Stored data:
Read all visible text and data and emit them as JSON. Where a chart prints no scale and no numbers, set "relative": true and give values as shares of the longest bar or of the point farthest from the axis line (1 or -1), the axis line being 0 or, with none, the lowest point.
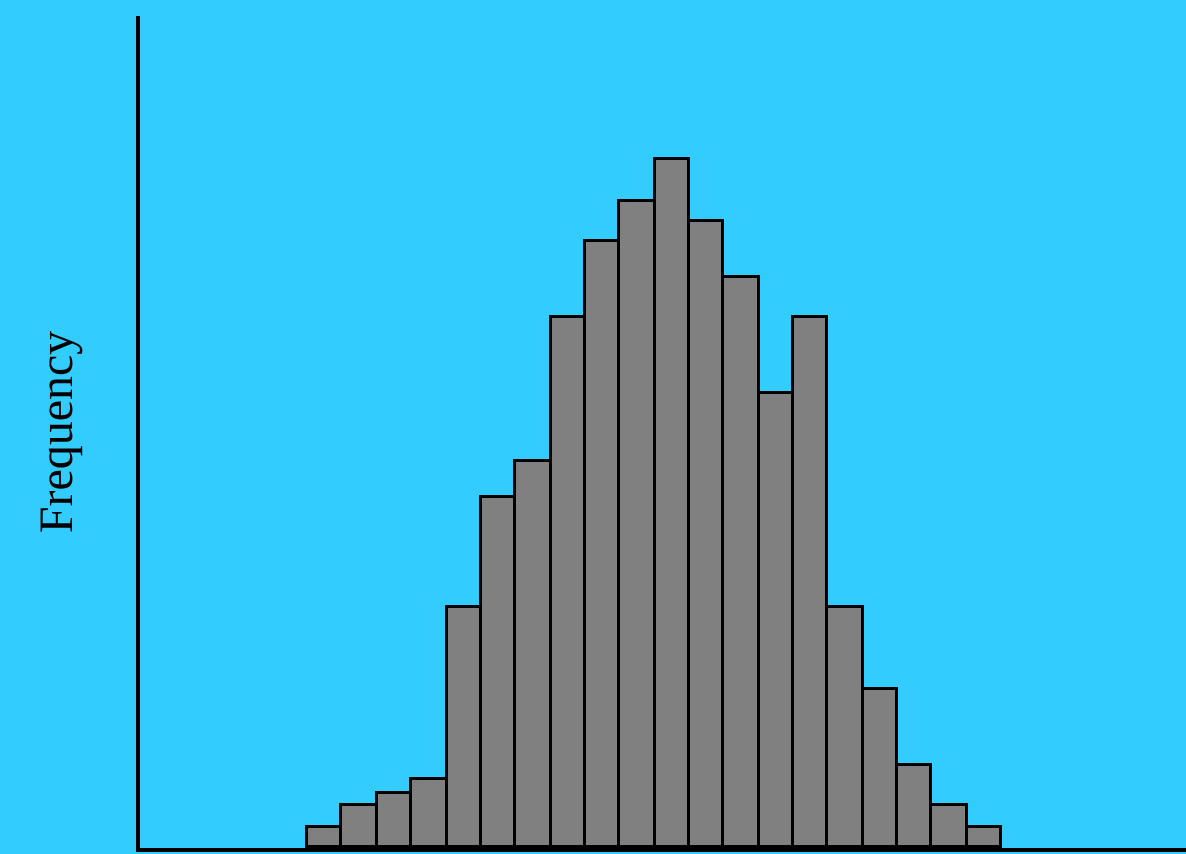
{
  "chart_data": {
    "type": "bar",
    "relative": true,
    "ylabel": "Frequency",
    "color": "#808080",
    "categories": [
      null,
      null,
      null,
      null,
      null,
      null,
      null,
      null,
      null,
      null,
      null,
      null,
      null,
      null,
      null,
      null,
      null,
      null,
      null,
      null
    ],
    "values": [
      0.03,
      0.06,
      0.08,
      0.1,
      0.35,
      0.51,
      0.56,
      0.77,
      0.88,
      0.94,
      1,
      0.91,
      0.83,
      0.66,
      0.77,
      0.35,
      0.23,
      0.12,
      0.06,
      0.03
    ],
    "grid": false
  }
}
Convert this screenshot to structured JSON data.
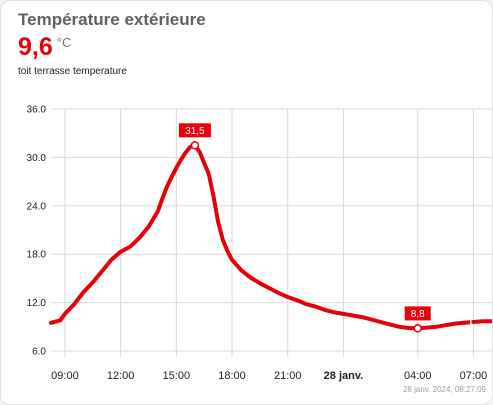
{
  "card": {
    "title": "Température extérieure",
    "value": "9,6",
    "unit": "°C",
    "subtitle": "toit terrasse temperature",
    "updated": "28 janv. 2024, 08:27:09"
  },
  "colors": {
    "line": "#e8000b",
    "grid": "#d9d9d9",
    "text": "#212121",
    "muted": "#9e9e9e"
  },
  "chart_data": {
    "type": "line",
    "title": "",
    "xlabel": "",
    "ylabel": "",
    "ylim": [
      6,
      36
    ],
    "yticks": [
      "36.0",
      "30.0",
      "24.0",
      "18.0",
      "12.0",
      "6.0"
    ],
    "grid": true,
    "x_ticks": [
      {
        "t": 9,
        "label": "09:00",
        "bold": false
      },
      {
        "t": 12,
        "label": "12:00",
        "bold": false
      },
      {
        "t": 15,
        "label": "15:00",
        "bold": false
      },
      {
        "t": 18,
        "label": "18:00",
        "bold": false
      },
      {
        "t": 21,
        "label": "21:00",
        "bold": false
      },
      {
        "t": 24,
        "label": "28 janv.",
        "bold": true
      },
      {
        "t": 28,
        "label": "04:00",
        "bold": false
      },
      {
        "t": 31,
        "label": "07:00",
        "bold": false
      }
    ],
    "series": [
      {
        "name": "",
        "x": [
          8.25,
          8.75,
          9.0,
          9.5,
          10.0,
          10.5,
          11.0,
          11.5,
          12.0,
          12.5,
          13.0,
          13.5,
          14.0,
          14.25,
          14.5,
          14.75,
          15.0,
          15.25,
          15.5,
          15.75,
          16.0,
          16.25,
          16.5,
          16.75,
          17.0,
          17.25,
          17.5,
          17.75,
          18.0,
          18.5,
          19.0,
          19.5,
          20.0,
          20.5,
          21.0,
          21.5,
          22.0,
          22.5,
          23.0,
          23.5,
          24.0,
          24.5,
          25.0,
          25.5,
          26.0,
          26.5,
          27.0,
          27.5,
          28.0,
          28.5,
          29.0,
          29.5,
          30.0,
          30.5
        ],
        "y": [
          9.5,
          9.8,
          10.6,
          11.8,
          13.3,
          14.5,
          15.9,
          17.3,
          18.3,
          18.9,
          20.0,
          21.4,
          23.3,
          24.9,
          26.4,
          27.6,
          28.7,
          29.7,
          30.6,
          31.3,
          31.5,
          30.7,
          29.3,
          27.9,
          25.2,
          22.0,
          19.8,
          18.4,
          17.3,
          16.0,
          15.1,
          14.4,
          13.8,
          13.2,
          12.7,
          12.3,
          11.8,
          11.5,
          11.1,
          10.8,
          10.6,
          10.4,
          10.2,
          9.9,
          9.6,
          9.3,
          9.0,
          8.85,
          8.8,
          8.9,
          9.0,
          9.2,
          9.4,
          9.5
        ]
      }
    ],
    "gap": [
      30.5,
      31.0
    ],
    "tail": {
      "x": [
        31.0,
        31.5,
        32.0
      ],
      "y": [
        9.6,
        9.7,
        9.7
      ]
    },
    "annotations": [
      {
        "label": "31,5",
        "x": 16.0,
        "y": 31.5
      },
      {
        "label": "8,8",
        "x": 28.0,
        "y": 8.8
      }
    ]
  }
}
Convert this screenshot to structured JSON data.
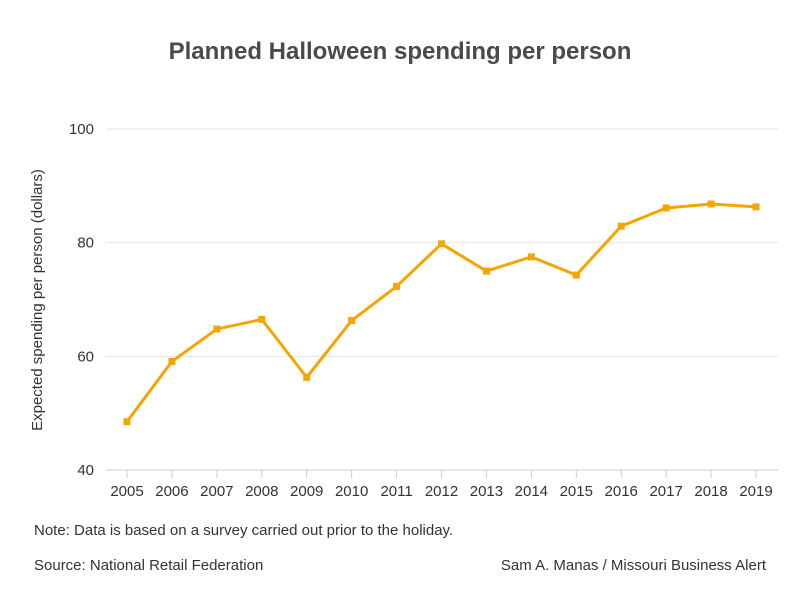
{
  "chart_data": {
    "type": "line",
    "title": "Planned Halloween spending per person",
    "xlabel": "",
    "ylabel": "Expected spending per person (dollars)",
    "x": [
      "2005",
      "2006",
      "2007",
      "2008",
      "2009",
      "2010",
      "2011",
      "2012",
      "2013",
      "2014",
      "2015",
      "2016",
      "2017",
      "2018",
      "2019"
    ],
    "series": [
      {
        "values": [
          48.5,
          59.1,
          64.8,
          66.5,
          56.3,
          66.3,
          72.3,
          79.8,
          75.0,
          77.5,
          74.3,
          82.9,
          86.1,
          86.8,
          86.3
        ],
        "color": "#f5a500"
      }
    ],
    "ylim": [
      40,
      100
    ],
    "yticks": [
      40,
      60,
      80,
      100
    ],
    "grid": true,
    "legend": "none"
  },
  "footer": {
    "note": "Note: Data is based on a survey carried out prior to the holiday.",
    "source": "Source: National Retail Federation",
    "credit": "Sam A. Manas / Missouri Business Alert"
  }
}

* * *

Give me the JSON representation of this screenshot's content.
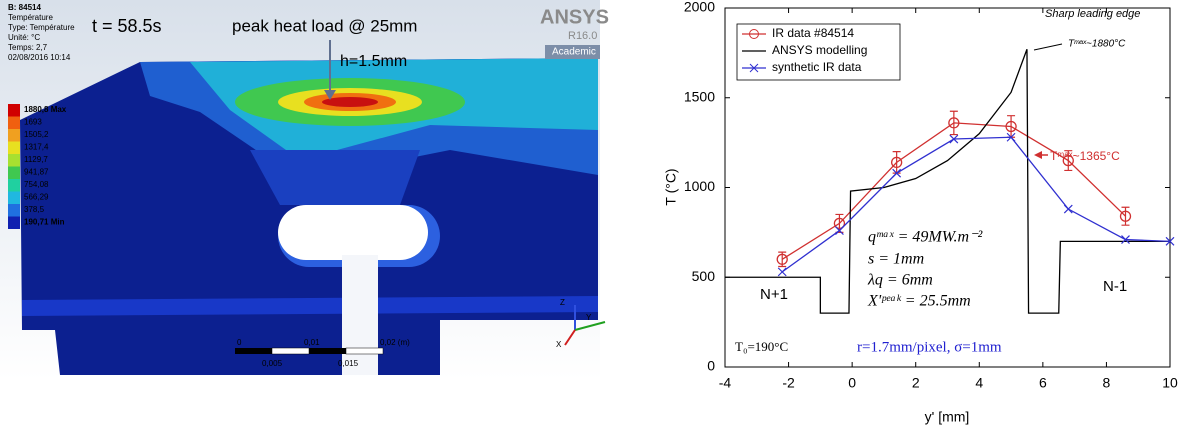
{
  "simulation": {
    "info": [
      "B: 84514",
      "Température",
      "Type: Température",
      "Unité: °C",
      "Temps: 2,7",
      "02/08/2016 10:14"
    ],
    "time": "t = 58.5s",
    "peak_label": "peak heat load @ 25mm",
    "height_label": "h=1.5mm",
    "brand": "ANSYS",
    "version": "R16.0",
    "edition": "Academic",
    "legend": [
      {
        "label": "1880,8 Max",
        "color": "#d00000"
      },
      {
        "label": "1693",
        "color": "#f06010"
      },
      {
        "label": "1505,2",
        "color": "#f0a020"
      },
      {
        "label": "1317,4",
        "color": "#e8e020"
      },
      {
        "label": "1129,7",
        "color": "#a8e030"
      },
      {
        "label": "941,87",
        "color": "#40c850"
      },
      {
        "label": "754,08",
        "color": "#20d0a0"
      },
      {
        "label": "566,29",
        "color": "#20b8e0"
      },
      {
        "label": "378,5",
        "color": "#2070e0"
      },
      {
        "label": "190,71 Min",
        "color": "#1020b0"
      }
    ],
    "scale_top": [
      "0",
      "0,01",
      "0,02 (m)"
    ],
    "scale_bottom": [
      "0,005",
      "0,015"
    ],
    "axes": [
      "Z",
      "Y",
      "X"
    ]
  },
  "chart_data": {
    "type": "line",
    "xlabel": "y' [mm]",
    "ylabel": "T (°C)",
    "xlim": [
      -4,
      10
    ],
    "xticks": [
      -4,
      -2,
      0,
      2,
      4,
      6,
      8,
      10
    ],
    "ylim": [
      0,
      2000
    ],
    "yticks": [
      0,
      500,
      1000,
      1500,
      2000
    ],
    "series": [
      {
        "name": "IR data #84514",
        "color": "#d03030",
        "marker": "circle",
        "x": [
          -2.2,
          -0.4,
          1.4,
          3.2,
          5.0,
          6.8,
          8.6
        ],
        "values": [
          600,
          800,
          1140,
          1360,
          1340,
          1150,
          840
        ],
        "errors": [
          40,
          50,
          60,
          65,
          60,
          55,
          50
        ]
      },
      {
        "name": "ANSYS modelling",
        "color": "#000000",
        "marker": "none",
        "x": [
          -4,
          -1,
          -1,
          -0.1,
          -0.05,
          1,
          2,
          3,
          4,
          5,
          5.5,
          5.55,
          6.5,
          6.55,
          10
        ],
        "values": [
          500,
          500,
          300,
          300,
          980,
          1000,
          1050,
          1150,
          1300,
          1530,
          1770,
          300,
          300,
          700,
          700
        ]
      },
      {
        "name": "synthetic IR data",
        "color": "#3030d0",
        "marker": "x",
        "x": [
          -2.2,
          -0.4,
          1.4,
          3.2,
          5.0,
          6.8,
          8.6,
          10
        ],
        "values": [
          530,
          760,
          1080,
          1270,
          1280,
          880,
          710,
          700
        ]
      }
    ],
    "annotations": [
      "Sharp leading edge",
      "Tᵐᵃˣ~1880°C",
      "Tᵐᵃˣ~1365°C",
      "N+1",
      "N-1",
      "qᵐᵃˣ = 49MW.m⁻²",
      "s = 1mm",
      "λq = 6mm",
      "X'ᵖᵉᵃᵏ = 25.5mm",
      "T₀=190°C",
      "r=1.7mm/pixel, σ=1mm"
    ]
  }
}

==

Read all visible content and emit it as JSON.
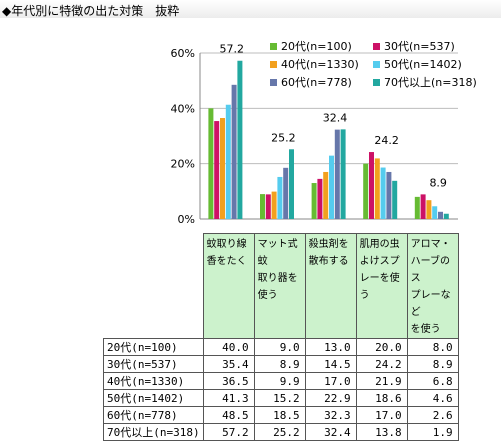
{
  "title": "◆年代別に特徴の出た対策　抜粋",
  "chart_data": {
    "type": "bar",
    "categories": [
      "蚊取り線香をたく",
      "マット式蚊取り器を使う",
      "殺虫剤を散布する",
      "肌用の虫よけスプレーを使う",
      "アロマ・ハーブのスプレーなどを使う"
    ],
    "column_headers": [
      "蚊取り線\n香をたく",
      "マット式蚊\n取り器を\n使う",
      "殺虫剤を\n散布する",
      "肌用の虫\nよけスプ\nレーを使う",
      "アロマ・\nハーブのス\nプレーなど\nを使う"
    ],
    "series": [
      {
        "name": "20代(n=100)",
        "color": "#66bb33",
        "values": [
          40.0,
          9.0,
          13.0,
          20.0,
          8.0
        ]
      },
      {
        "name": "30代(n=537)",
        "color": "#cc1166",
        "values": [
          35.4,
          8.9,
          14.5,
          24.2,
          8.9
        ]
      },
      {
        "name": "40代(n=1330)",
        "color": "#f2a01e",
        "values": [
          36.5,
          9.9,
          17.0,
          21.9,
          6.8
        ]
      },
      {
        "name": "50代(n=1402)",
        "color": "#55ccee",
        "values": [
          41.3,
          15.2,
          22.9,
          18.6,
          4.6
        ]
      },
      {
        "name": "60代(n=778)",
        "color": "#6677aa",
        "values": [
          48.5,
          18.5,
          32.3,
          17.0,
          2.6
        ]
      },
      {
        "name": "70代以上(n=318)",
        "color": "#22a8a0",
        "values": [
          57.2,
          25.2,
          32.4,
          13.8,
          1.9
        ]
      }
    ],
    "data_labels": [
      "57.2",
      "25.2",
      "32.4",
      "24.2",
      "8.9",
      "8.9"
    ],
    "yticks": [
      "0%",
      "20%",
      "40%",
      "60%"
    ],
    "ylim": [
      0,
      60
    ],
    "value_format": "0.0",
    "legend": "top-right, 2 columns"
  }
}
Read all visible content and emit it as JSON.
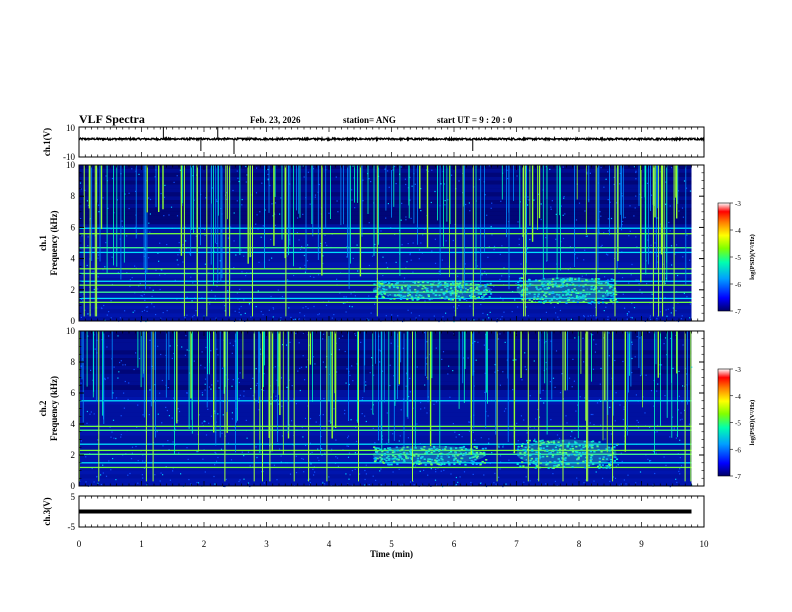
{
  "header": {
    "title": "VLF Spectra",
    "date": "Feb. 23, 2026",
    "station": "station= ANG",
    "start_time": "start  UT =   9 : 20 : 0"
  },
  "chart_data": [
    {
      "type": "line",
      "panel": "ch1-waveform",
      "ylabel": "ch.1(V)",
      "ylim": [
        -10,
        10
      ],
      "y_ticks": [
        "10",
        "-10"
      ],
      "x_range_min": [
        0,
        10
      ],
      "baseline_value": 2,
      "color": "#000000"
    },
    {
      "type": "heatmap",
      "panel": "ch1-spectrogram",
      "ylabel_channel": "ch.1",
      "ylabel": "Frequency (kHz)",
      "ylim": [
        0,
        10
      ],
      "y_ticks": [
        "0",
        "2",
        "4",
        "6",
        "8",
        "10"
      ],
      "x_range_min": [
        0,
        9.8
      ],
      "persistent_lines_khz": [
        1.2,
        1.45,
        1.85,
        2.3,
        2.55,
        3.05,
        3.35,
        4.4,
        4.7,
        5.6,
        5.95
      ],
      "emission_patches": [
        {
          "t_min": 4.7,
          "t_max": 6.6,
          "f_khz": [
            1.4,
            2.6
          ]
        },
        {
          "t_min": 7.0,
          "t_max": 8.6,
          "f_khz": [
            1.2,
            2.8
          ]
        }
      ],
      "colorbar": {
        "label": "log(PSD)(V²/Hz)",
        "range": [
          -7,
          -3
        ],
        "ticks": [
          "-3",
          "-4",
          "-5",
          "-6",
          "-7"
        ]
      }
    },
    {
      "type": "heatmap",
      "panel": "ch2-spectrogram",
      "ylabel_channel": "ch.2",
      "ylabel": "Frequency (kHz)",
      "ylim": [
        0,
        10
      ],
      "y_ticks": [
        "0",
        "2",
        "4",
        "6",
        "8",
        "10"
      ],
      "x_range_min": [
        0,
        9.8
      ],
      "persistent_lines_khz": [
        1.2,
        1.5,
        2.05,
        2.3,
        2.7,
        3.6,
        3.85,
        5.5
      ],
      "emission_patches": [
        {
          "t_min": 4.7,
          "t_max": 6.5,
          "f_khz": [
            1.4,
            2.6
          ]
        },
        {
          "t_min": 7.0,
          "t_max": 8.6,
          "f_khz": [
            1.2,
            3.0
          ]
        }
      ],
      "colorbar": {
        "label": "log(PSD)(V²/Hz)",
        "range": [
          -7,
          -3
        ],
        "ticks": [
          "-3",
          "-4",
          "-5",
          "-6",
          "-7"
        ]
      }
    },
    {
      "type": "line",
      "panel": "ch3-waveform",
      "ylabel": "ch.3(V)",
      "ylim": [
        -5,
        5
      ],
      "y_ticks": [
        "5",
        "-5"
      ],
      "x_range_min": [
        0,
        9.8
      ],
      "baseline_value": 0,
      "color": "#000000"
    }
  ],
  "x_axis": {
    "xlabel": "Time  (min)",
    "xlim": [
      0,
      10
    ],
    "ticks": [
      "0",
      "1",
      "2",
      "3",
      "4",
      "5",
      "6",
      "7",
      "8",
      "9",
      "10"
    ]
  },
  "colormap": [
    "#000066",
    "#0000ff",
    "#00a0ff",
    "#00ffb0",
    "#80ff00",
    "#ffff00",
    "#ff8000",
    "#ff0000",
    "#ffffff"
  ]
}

REQUIREMENT | Filter out all lines lacking the word "relative" and copy the rest.

ANSWER BELOW |
Read all visible text and data and emit them as JSON. Where a chart prints no scale and no numbers, set "relative": true and give values as shares of the longest bar or of the point farthest from the axis line (1 or -1), the axis line being 0 or, with none, the lowest point.
    "relative": true,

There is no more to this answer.